REQUIREMENT: Where a line in the listing contains the string "Downloads", copy that line out.

RECORDS FOR THE TASK:
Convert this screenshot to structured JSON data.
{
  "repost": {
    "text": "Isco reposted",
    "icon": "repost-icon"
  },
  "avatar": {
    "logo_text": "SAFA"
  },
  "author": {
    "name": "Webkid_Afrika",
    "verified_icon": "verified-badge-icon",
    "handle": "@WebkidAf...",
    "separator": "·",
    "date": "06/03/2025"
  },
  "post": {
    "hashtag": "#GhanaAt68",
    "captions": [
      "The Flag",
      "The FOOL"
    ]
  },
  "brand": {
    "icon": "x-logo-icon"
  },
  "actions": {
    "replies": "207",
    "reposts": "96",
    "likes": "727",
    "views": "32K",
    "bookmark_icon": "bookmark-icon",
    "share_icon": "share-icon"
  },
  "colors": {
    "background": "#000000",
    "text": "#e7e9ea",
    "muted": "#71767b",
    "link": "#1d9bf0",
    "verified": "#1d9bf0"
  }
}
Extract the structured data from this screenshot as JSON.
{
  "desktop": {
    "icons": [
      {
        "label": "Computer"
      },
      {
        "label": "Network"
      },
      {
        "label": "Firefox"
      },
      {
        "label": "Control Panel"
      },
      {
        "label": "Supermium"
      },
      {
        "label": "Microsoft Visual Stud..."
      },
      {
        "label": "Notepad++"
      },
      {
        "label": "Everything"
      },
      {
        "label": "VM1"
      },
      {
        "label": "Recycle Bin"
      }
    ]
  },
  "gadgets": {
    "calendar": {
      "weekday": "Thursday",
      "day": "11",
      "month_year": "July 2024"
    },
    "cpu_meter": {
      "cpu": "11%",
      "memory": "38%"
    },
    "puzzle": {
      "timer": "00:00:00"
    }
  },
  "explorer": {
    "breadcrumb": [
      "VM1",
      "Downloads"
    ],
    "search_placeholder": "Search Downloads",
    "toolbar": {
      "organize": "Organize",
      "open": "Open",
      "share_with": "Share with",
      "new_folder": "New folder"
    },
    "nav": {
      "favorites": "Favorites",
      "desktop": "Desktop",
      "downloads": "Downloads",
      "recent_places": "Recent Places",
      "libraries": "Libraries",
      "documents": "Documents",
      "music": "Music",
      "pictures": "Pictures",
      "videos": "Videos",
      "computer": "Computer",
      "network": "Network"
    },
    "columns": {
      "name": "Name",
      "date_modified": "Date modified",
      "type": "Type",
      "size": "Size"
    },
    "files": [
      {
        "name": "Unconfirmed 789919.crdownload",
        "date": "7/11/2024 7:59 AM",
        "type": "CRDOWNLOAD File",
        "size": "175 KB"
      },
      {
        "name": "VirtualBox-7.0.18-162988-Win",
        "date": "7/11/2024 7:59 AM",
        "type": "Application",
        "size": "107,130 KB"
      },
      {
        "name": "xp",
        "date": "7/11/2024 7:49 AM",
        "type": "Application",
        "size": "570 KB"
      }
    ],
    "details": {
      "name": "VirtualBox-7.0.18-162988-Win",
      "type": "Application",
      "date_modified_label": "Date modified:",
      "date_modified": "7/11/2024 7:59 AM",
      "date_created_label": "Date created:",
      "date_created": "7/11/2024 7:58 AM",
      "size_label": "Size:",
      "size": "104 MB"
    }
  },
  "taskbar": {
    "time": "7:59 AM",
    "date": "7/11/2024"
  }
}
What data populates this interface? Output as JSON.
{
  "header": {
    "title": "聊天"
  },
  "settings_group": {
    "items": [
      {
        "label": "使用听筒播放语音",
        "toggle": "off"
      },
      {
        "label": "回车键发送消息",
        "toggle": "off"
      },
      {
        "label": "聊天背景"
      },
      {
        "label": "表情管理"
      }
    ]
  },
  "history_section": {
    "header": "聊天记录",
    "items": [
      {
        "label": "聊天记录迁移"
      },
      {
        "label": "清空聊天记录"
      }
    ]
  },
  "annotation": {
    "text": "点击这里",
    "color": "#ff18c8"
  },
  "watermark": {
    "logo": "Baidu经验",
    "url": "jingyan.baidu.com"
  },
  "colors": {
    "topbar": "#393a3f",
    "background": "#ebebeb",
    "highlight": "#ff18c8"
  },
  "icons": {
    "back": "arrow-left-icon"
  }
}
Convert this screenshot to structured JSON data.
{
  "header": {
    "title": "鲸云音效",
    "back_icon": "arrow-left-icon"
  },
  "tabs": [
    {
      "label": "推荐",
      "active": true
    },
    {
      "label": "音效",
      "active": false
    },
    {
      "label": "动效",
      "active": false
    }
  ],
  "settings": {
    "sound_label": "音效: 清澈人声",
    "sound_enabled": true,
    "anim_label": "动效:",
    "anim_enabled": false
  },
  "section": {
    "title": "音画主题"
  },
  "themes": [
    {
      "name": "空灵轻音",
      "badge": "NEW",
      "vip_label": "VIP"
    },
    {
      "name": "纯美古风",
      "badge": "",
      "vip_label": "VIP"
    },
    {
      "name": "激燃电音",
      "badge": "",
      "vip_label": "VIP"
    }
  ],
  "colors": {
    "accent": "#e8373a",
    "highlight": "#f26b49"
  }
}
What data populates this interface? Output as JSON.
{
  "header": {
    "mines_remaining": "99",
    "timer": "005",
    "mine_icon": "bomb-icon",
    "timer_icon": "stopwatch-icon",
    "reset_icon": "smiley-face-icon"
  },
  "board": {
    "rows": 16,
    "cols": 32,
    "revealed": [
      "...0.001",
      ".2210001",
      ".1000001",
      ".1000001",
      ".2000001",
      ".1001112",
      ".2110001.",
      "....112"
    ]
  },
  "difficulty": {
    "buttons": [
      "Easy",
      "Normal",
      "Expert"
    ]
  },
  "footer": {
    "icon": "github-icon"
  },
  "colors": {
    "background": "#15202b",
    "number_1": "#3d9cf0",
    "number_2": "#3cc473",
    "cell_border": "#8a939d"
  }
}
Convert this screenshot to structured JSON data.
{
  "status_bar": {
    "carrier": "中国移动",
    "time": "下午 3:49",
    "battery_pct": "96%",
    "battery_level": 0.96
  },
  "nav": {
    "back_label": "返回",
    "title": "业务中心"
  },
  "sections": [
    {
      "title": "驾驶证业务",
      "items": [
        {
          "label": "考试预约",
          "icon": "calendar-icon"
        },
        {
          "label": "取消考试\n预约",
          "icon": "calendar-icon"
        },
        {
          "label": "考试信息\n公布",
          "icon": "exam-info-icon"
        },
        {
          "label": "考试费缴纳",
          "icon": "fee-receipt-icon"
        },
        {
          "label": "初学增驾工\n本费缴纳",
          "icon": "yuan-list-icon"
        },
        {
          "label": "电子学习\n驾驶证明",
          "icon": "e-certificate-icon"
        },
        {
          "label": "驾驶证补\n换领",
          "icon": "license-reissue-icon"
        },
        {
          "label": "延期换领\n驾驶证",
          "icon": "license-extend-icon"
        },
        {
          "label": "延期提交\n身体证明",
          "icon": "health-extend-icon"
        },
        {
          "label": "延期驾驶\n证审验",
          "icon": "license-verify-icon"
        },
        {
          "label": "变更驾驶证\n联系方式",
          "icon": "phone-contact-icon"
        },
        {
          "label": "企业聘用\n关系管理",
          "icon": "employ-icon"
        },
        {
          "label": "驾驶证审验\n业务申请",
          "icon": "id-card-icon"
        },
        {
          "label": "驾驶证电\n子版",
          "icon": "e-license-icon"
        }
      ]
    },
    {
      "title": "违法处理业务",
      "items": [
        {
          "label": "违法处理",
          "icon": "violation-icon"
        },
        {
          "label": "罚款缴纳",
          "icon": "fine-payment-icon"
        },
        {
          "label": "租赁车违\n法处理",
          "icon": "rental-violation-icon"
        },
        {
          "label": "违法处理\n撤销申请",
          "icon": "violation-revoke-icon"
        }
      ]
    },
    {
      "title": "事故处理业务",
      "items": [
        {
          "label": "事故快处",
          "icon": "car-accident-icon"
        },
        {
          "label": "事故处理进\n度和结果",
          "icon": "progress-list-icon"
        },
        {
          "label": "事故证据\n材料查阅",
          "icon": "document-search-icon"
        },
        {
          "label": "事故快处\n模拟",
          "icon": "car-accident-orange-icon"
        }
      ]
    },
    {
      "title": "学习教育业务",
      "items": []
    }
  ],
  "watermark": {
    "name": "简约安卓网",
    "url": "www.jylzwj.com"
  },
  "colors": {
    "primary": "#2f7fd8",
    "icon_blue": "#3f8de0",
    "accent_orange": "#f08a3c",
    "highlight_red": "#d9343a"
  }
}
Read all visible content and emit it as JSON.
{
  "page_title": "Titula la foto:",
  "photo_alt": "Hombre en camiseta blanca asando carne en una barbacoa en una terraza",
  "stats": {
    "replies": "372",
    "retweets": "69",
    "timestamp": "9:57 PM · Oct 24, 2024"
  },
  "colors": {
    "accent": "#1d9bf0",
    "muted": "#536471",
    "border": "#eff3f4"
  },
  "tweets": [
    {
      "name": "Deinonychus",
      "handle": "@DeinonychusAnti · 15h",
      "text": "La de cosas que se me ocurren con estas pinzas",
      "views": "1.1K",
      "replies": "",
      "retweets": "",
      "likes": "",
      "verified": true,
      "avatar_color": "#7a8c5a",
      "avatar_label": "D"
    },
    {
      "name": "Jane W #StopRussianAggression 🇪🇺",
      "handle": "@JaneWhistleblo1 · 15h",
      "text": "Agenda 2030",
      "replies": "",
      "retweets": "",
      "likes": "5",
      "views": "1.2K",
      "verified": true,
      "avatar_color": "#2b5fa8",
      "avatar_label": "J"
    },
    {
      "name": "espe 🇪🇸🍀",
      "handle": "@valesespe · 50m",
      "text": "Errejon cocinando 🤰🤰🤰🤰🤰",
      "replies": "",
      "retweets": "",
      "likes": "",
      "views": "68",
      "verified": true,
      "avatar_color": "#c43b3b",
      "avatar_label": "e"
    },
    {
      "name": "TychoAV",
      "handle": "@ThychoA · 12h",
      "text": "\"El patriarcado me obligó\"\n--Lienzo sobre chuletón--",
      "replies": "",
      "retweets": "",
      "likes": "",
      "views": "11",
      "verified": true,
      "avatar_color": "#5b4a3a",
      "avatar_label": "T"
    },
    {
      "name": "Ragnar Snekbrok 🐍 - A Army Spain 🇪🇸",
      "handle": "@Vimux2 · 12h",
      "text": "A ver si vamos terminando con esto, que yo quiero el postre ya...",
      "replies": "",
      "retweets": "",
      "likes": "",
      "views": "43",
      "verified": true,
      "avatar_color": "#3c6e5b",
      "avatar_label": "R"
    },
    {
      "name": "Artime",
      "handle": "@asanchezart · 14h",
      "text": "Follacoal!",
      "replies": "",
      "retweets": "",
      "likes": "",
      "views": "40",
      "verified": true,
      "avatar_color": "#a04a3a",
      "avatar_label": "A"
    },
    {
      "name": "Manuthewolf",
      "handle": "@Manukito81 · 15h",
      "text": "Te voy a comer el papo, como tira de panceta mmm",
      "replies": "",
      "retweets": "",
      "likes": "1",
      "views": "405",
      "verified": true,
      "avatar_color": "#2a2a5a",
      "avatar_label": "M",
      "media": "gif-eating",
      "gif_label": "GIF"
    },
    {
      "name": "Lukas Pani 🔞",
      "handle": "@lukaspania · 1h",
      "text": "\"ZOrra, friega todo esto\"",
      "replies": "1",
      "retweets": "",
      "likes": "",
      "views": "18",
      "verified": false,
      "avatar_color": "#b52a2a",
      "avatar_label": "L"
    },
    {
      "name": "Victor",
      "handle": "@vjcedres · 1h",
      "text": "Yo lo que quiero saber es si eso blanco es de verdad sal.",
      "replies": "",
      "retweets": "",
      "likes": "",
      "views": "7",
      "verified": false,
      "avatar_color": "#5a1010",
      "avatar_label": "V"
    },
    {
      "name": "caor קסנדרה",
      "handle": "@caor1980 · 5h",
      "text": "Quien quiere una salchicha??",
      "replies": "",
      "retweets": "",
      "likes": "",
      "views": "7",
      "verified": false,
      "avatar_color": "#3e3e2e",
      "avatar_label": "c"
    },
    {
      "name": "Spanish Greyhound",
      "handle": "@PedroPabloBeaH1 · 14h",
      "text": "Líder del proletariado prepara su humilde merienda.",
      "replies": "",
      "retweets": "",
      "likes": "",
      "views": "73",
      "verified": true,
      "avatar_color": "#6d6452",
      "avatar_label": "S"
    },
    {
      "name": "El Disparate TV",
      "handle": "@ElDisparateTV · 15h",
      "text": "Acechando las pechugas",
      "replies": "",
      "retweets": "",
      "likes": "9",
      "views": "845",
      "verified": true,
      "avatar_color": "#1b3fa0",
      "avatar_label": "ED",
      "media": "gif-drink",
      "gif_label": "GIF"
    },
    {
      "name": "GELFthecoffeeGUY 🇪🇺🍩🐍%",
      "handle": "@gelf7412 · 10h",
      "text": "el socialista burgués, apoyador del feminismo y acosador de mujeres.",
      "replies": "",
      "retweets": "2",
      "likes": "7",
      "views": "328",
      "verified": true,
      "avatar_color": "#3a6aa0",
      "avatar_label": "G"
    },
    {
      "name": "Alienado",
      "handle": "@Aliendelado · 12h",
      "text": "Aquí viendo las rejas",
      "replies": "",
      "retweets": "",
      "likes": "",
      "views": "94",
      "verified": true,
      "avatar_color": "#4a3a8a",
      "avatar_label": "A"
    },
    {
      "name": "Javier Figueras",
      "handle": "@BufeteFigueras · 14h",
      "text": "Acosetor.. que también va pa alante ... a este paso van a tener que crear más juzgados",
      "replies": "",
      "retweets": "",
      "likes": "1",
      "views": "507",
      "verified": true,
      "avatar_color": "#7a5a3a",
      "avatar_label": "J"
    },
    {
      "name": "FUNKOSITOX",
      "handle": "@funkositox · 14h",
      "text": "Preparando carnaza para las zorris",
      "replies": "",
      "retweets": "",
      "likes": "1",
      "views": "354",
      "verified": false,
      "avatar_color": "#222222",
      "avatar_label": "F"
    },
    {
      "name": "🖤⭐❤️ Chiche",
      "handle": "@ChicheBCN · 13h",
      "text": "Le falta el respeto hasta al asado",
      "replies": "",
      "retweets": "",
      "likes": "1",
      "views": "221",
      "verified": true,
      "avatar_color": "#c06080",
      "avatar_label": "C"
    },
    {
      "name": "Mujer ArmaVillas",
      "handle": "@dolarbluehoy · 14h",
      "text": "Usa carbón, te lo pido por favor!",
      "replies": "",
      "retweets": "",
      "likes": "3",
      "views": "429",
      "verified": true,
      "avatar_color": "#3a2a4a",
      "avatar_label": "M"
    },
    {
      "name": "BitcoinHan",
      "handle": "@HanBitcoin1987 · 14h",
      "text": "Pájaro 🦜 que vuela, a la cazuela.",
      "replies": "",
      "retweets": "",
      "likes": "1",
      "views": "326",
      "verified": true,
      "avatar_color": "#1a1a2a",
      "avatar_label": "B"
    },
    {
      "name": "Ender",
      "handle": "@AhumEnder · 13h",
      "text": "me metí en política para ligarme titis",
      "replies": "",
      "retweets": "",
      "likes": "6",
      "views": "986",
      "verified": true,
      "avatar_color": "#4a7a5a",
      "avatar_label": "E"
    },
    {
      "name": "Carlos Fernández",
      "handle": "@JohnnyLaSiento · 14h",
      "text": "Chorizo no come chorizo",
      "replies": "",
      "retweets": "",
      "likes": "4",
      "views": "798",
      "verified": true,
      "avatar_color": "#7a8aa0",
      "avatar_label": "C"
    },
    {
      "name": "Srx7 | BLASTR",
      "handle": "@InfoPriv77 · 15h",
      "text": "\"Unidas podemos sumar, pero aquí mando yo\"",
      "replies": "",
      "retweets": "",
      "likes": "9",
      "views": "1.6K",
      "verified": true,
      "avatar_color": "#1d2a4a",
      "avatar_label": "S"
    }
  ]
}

COMPLETE ANSWER:
      "Downloads"
    "search_placeholder": "Search Downloads",
      "downloads": "Downloads",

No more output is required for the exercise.